Check each line of the records below for the word "Extended" and copy those where it appears.

**Record set**
******
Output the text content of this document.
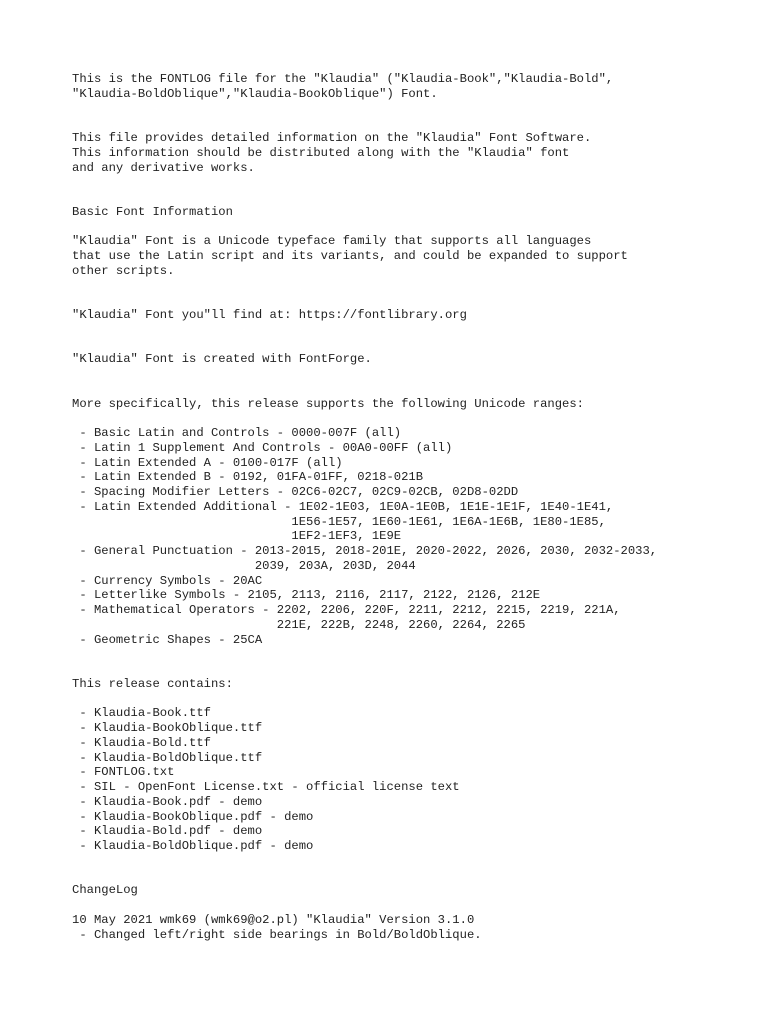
This is the FONTLOG file for the "Klaudia" ("Klaudia-Book","Klaudia-Bold",
"Klaudia-BoldOblique","Klaudia-BookOblique") Font.

This file provides detailed information on the "Klaudia" Font Software.
This information should be distributed along with the "Klaudia" font
and any derivative works.

Basic Font Information

"Klaudia" Font is a Unicode typeface family that supports all languages
that use the Latin script and its variants, and could be expanded to support
other scripts.

"Klaudia" Font you"ll find at: https://fontlibrary.org

"Klaudia" Font is created with FontForge.

More specifically, this release supports the following Unicode ranges:

- Basic Latin and Controls - 0000-007F (all)
- Latin 1 Supplement And Controls - 00A0-00FF (all)
- Latin Extended A - 0100-017F (all)
- Latin Extended B - 0192, 01FA-01FF, 0218-021B
- Spacing Modifier Letters - 02C6-02C7, 02C9-02CB, 02D8-02DD
- Latin Extended Additional - 1E02-1E03, 1E0A-1E0B, 1E1E-1E1F, 1E40-1E41,
1E56-1E57, 1E60-1E61, 1E6A-1E6B, 1E80-1E85,
1EF2-1EF3, 1E9E
- General Punctuation - 2013-2015, 2018-201E, 2020-2022, 2026, 2030, 2032-2033,
2039, 203A, 203D, 2044
- Currency Symbols - 20AC
- Letterlike Symbols - 2105, 2113, 2116, 2117, 2122, 2126, 212E
- Mathematical Operators - 2202, 2206, 220F, 2211, 2212, 2215, 2219, 221A,
221E, 222B, 2248, 2260, 2264, 2265
- Geometric Shapes - 25CA

This release contains:

- Klaudia-Book.ttf
- Klaudia-BookOblique.ttf
- Klaudia-Bold.ttf
- Klaudia-BoldOblique.ttf
- FONTLOG.txt
- SIL - OpenFont License.txt - official license text
- Klaudia-Book.pdf - demo
- Klaudia-BookOblique.pdf - demo
- Klaudia-Bold.pdf - demo
- Klaudia-BoldOblique.pdf - demo

ChangeLog

10 May 2021 wmk69 (wmk69@o2.pl) "Klaudia" Version 3.1.0
- Changed left/right side bearings in Bold/BoldOblique.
******
**Expected output**
- Latin Extended A - 0100-017F (all)
- Latin Extended B - 0192, 01FA-01FF, 0218-021B
- Latin Extended Additional - 1E02-1E03, 1E0A-1E0B, 1E1E-1E1F, 1E40-1E41,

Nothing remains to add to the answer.